--- Records ---
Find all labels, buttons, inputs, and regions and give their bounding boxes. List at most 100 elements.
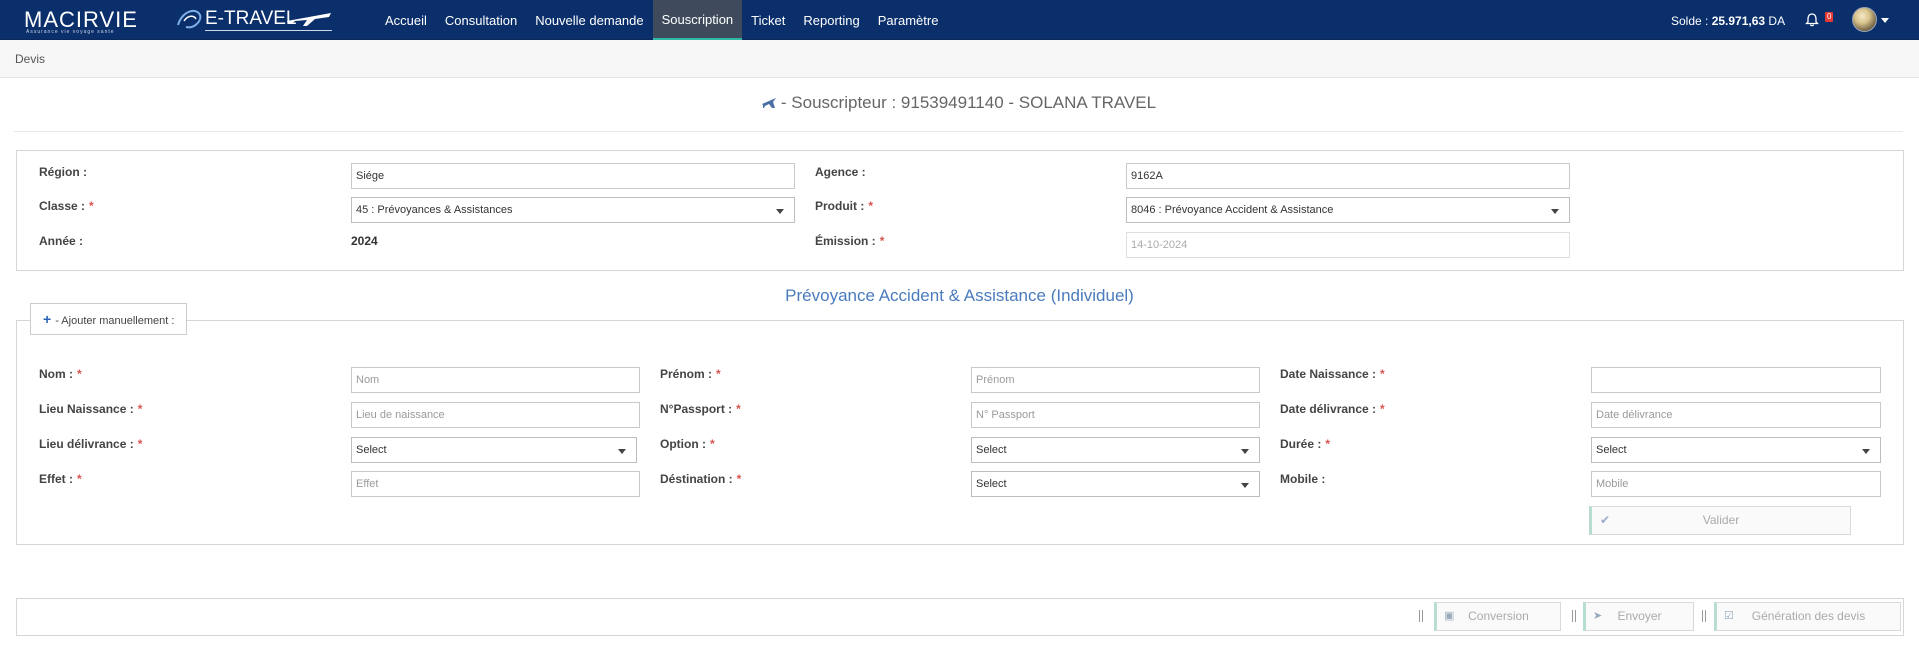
valider-label: Valider [1702, 513, 1740, 527]
prenom-label: Prénom : * [660, 367, 721, 381]
destination-label: Déstination : * [660, 472, 741, 486]
agence-field[interactable]: 9162A [1126, 163, 1570, 189]
checkbox-icon: ☑ [1724, 610, 1734, 622]
effet-input[interactable]: Effet [351, 471, 640, 497]
destination-select[interactable]: Select [971, 471, 1260, 497]
nav-nouvelle-demande[interactable]: Nouvelle demande [526, 0, 652, 40]
duree-select[interactable]: Select [1591, 437, 1881, 463]
mobile-label: Mobile : [1280, 472, 1326, 486]
region-label: Région : [39, 165, 87, 179]
agence-label: Agence : [815, 165, 866, 179]
annee-value: 2024 [351, 234, 378, 248]
duree-label-text: Durée : [1280, 437, 1322, 451]
page-title: - Souscripteur : 91539491140 - SOLANA TR… [14, 93, 1903, 113]
nom-input[interactable]: Nom [351, 367, 640, 393]
produit-select-value: 8046 : Prévoyance Accident & Assistance [1131, 204, 1334, 216]
produit-select[interactable]: 8046 : Prévoyance Accident & Assistance [1126, 197, 1570, 223]
required-marker: * [868, 199, 873, 213]
chevron-down-icon [1551, 209, 1559, 214]
brand-tagline: Assurance vie voyage sante [26, 29, 115, 35]
user-menu-caret-icon[interactable] [1881, 18, 1889, 23]
conversion-button[interactable]: ▣ Conversion [1434, 602, 1561, 631]
required-marker: * [77, 367, 82, 381]
lieu-delivrance-select[interactable]: Select [351, 437, 637, 463]
add-manually-label: - Ajouter manuellement : [55, 315, 175, 327]
lieu-naissance-label-text: Lieu Naissance : [39, 402, 134, 416]
option-select[interactable]: Select [971, 437, 1260, 463]
passport-input[interactable]: N° Passport [971, 402, 1260, 428]
app-name[interactable]: E-TRAVEL [205, 8, 297, 30]
add-manually-button[interactable]: + - Ajouter manuellement : [30, 303, 188, 335]
nav-accueil[interactable]: Accueil [376, 0, 436, 40]
main-nav: Accueil Consultation Nouvelle demande So… [376, 0, 947, 40]
required-marker: * [137, 402, 143, 416]
date-naissance-input[interactable] [1591, 367, 1881, 393]
effet-label: Effet : * [39, 472, 82, 486]
lieu-naissance-input[interactable]: Lieu de naissance [351, 402, 640, 428]
emission-label: Émission : * [815, 234, 884, 248]
effet-label-text: Effet : [39, 472, 73, 486]
generation-devis-button[interactable]: ☑ Génération des devis [1714, 602, 1901, 631]
envoyer-label: Envoyer [1617, 609, 1662, 623]
user-avatar[interactable] [1852, 7, 1877, 32]
main-content: - Souscripteur : 91539491140 - SOLANA TR… [0, 78, 1919, 654]
breadcrumb-devis[interactable]: Devis [15, 52, 45, 66]
generation-label: Génération des devis [1751, 609, 1866, 623]
destination-value: Select [976, 478, 1007, 490]
required-marker: * [716, 367, 721, 381]
lieu-delivrance-label: Lieu délivrance : * [39, 437, 142, 451]
prenom-label-text: Prénom : [660, 367, 713, 381]
balance-display: Solde : 25.971,63 DA [1671, 14, 1785, 28]
nav-souscription[interactable]: Souscription [652, 0, 743, 40]
drag-handle[interactable] [1572, 610, 1576, 622]
notification-badge: 0 [1825, 12, 1834, 22]
required-marker: * [736, 472, 742, 486]
classe-select[interactable]: 45 : Prévoyances & Assistances [351, 197, 795, 223]
date-delivrance-input[interactable]: Date délivrance [1591, 402, 1881, 428]
emission-date-field[interactable]: 14-10-2024 [1126, 232, 1570, 258]
mobile-input[interactable]: Mobile [1591, 471, 1881, 497]
send-icon: ➤ [1593, 610, 1603, 622]
envoyer-button[interactable]: ➤ Envoyer [1583, 602, 1694, 631]
conversion-label: Conversion [1468, 609, 1529, 623]
app-name-underline [205, 30, 332, 31]
balance-label: Solde : [1671, 14, 1712, 28]
option-value: Select [976, 444, 1007, 456]
annee-label: Année : [39, 234, 84, 248]
lieu-delivrance-label-text: Lieu délivrance : [39, 437, 134, 451]
chevron-down-icon [1241, 449, 1249, 454]
valider-button[interactable]: ✔ Valider [1589, 506, 1851, 535]
balance-value: 25.971,63 [1711, 14, 1766, 28]
date-naissance-label-text: Date Naissance : [1280, 367, 1377, 381]
duree-label: Durée : * [1280, 437, 1330, 451]
page-title-text: - Souscripteur : 91539491140 - SOLANA TR… [780, 93, 1157, 112]
bell-icon[interactable] [1805, 13, 1819, 27]
required-marker: * [709, 437, 715, 451]
date-naissance-label: Date Naissance : * [1280, 367, 1385, 381]
nom-label-text: Nom : [39, 367, 73, 381]
nav-consultation[interactable]: Consultation [436, 0, 526, 40]
required-marker: * [1380, 367, 1385, 381]
prenom-input[interactable]: Prénom [971, 367, 1260, 393]
produit-label-text: Produit : [815, 199, 865, 213]
nav-parametre[interactable]: Paramètre [869, 0, 948, 40]
required-marker: * [77, 472, 82, 486]
nav-reporting[interactable]: Reporting [794, 0, 868, 40]
lieu-naissance-label: Lieu Naissance : * [39, 402, 142, 416]
lieu-delivrance-value: Select [356, 444, 387, 456]
breadcrumb: Devis [0, 40, 1919, 78]
drag-handle[interactable] [1419, 610, 1423, 622]
general-info-panel [16, 150, 1904, 271]
chevron-down-icon [618, 449, 626, 454]
required-marker: * [1325, 437, 1331, 451]
region-field[interactable]: Siége [351, 163, 795, 189]
drag-handle[interactable] [1702, 610, 1706, 622]
emission-label-text: Émission : [815, 234, 876, 248]
swirl-logo-icon [177, 9, 202, 29]
image-icon: ▣ [1444, 610, 1455, 622]
option-label: Option : * [660, 437, 715, 451]
balance-currency: DA [1765, 14, 1786, 28]
classe-label: Classe : * [39, 199, 94, 213]
nav-ticket[interactable]: Ticket [742, 0, 794, 40]
plane-icon [761, 98, 776, 108]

--- Stated exercise ---
Swap "E-TRAVEL" for "E-VOYAGE" throughout the items and write out their lines again with everything else unchanged. Leave the pictures out.

--- Response to this task ---
Find all labels, buttons, inputs, and regions and give their bounding boxes. List at most 100 elements.
valider-label: Valider [1702, 513, 1740, 527]
prenom-label: Prénom : * [660, 367, 721, 381]
destination-label: Déstination : * [660, 472, 741, 486]
agence-field[interactable]: 9162A [1126, 163, 1570, 189]
checkbox-icon: ☑ [1724, 610, 1734, 622]
effet-input[interactable]: Effet [351, 471, 640, 497]
destination-select[interactable]: Select [971, 471, 1260, 497]
nav-nouvelle-demande[interactable]: Nouvelle demande [526, 0, 652, 40]
duree-select[interactable]: Select [1591, 437, 1881, 463]
mobile-label: Mobile : [1280, 472, 1326, 486]
region-label: Région : [39, 165, 87, 179]
agence-label: Agence : [815, 165, 866, 179]
annee-value: 2024 [351, 234, 378, 248]
duree-label-text: Durée : [1280, 437, 1322, 451]
page-title: - Souscripteur : 91539491140 - SOLANA TR… [14, 93, 1903, 113]
nom-input[interactable]: Nom [351, 367, 640, 393]
produit-select-value: 8046 : Prévoyance Accident & Assistance [1131, 204, 1334, 216]
produit-select[interactable]: 8046 : Prévoyance Accident & Assistance [1126, 197, 1570, 223]
required-marker: * [868, 199, 873, 213]
chevron-down-icon [1551, 209, 1559, 214]
brand-tagline: Assurance vie voyage sante [26, 29, 115, 35]
user-menu-caret-icon[interactable] [1881, 18, 1889, 23]
conversion-button[interactable]: ▣ Conversion [1434, 602, 1561, 631]
required-marker: * [77, 367, 82, 381]
lieu-delivrance-select[interactable]: Select [351, 437, 637, 463]
add-manually-label: - Ajouter manuellement : [55, 315, 175, 327]
lieu-naissance-label-text: Lieu Naissance : [39, 402, 134, 416]
option-select[interactable]: Select [971, 437, 1260, 463]
passport-input[interactable]: N° Passport [971, 402, 1260, 428]
app-name[interactable]: E-VOYAGE [205, 8, 297, 30]
add-manually-button[interactable]: + - Ajouter manuellement : [30, 303, 188, 335]
nav-accueil[interactable]: Accueil [376, 0, 436, 40]
main-nav: Accueil Consultation Nouvelle demande So… [376, 0, 947, 40]
required-marker: * [137, 402, 143, 416]
date-naissance-input[interactable] [1591, 367, 1881, 393]
effet-label: Effet : * [39, 472, 82, 486]
lieu-naissance-input[interactable]: Lieu de naissance [351, 402, 640, 428]
emission-label: Émission : * [815, 234, 884, 248]
effet-label-text: Effet : [39, 472, 73, 486]
generation-devis-button[interactable]: ☑ Génération des devis [1714, 602, 1901, 631]
envoyer-label: Envoyer [1617, 609, 1662, 623]
user-avatar[interactable] [1852, 7, 1877, 32]
main-content: - Souscripteur : 91539491140 - SOLANA TR… [0, 78, 1919, 654]
breadcrumb-devis[interactable]: Devis [15, 52, 45, 66]
generation-label: Génération des devis [1751, 609, 1866, 623]
destination-value: Select [976, 478, 1007, 490]
required-marker: * [716, 367, 721, 381]
lieu-delivrance-label: Lieu délivrance : * [39, 437, 142, 451]
prenom-label-text: Prénom : [660, 367, 713, 381]
balance-display: Solde : 25.971,63 DA [1671, 14, 1785, 28]
nav-souscription[interactable]: Souscription [652, 0, 743, 40]
drag-handle[interactable] [1572, 610, 1576, 622]
notification-badge: 0 [1825, 12, 1834, 22]
required-marker: * [736, 472, 742, 486]
classe-select[interactable]: 45 : Prévoyances & Assistances [351, 197, 795, 223]
date-delivrance-input[interactable]: Date délivrance [1591, 402, 1881, 428]
emission-date-field[interactable]: 14-10-2024 [1126, 232, 1570, 258]
mobile-input[interactable]: Mobile [1591, 471, 1881, 497]
send-icon: ➤ [1593, 610, 1603, 622]
envoyer-button[interactable]: ➤ Envoyer [1583, 602, 1694, 631]
conversion-label: Conversion [1468, 609, 1529, 623]
app-name-underline [205, 30, 332, 31]
balance-label: Solde : [1671, 14, 1712, 28]
option-value: Select [976, 444, 1007, 456]
annee-label: Année : [39, 234, 84, 248]
lieu-delivrance-label-text: Lieu délivrance : [39, 437, 134, 451]
chevron-down-icon [1241, 449, 1249, 454]
valider-button[interactable]: ✔ Valider [1589, 506, 1851, 535]
balance-value: 25.971,63 [1711, 14, 1766, 28]
date-naissance-label-text: Date Naissance : [1280, 367, 1377, 381]
duree-label: Durée : * [1280, 437, 1330, 451]
page-title-text: - Souscripteur : 91539491140 - SOLANA TR… [780, 93, 1157, 112]
bell-icon[interactable] [1805, 13, 1819, 27]
required-marker: * [709, 437, 715, 451]
date-naissance-label: Date Naissance : * [1280, 367, 1385, 381]
nom-label-text: Nom : [39, 367, 73, 381]
nav-consultation[interactable]: Consultation [436, 0, 526, 40]
required-marker: * [1380, 367, 1385, 381]
prenom-input[interactable]: Prénom [971, 367, 1260, 393]
produit-label-text: Produit : [815, 199, 865, 213]
nav-parametre[interactable]: Paramètre [869, 0, 948, 40]
required-marker: * [77, 472, 82, 486]
nav-reporting[interactable]: Reporting [794, 0, 868, 40]
lieu-naissance-label: Lieu Naissance : * [39, 402, 142, 416]
lieu-delivrance-value: Select [356, 444, 387, 456]
breadcrumb: Devis [0, 40, 1919, 78]
drag-handle[interactable] [1419, 610, 1423, 622]
general-info-panel [16, 150, 1904, 271]
chevron-down-icon [618, 449, 626, 454]
required-marker: * [1325, 437, 1331, 451]
region-field[interactable]: Siége [351, 163, 795, 189]
drag-handle[interactable] [1702, 610, 1706, 622]
emission-label-text: Émission : [815, 234, 876, 248]
swirl-logo-icon [177, 9, 202, 29]
image-icon: ▣ [1444, 610, 1455, 622]
option-label: Option : * [660, 437, 715, 451]
balance-currency: DA [1765, 14, 1786, 28]
classe-label: Classe : * [39, 199, 94, 213]
nav-ticket[interactable]: Ticket [742, 0, 794, 40]
plane-icon [761, 98, 776, 108]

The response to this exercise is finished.